*SET TASK*:
Write out the entries below once more, exactly.

(Stored data)
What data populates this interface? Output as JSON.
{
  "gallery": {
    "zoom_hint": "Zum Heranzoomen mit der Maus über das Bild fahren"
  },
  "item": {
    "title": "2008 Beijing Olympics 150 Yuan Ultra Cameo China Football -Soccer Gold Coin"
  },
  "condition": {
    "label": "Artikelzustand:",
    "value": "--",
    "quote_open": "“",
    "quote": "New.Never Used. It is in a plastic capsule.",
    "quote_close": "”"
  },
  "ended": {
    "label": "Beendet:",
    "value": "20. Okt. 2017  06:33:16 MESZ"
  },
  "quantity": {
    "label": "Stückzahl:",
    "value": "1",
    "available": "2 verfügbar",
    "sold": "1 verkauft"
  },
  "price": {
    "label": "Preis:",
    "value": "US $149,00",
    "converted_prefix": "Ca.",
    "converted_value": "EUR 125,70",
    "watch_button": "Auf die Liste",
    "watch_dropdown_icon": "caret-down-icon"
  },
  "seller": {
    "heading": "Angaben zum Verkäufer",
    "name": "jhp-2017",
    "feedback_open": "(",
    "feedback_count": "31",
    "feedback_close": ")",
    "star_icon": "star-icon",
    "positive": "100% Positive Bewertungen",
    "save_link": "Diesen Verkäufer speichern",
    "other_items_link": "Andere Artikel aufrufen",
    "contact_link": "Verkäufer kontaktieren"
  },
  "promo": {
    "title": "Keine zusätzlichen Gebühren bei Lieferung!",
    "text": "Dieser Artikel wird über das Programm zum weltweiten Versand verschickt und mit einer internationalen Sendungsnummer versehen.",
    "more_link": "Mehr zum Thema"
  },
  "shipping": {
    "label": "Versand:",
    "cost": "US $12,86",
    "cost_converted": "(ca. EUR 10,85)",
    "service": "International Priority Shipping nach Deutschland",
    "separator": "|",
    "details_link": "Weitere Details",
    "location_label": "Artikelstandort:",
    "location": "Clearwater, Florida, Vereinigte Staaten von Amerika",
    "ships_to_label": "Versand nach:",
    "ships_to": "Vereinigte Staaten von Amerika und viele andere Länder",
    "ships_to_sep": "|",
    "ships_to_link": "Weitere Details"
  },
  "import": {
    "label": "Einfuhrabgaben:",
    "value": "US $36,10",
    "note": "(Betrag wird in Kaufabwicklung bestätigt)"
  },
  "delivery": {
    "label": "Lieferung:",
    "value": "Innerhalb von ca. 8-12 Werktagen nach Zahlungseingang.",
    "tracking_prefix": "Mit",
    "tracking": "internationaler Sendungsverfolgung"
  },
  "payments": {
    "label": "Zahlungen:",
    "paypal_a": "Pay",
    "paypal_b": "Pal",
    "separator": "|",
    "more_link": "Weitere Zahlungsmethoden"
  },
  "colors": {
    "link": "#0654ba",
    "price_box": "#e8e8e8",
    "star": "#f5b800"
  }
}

*RESPONSE FOR THIS EXERCISE*:
What data populates this interface? Output as JSON.
{
  "gallery": {
    "zoom_hint": "Zum Heranzoomen mit der Maus über das Bild fahren"
  },
  "item": {
    "title": "2008 Beijing Olympics 150 Yuan Ultra Cameo China Football -Soccer Gold Coin"
  },
  "condition": {
    "label": "Artikelzustand:",
    "value": "--",
    "quote_open": "“",
    "quote": "New.Never Used. It is in a plastic capsule.",
    "quote_close": "”"
  },
  "ended": {
    "label": "Beendet:",
    "value": "20. Okt. 2017  06:33:16 MESZ"
  },
  "quantity": {
    "label": "Stückzahl:",
    "value": "1",
    "available": "2 verfügbar",
    "sold": "1 verkauft"
  },
  "price": {
    "label": "Preis:",
    "value": "US $149,00",
    "converted_prefix": "Ca.",
    "converted_value": "EUR 125,70",
    "watch_button": "Auf die Liste",
    "watch_dropdown_icon": "caret-down-icon"
  },
  "seller": {
    "heading": "Angaben zum Verkäufer",
    "name": "jhp-2017",
    "feedback_open": "(",
    "feedback_count": "31",
    "feedback_close": ")",
    "star_icon": "star-icon",
    "positive": "100% Positive Bewertungen",
    "save_link": "Diesen Verkäufer speichern",
    "other_items_link": "Andere Artikel aufrufen",
    "contact_link": "Verkäufer kontaktieren"
  },
  "promo": {
    "title": "Keine zusätzlichen Gebühren bei Lieferung!",
    "text": "Dieser Artikel wird über das Programm zum weltweiten Versand verschickt und mit einer internationalen Sendungsnummer versehen.",
    "more_link": "Mehr zum Thema"
  },
  "shipping": {
    "label": "Versand:",
    "cost": "US $12,86",
    "cost_converted": "(ca. EUR 10,85)",
    "service": "International Priority Shipping nach Deutschland",
    "separator": "|",
    "details_link": "Weitere Details",
    "location_label": "Artikelstandort:",
    "location": "Clearwater, Florida, Vereinigte Staaten von Amerika",
    "ships_to_label": "Versand nach:",
    "ships_to": "Vereinigte Staaten von Amerika und viele andere Länder",
    "ships_to_sep": "|",
    "ships_to_link": "Weitere Details"
  },
  "import": {
    "label": "Einfuhrabgaben:",
    "value": "US $36,10",
    "note": "(Betrag wird in Kaufabwicklung bestätigt)"
  },
  "delivery": {
    "label": "Lieferung:",
    "value": "Innerhalb von ca. 8-12 Werktagen nach Zahlungseingang.",
    "tracking_prefix": "Mit",
    "tracking": "internationaler Sendungsverfolgung"
  },
  "payments": {
    "label": "Zahlungen:",
    "paypal_a": "Pay",
    "paypal_b": "Pal",
    "separator": "|",
    "more_link": "Weitere Zahlungsmethoden"
  },
  "colors": {
    "link": "#0654ba",
    "price_box": "#e8e8e8",
    "star": "#f5b800"
  }
}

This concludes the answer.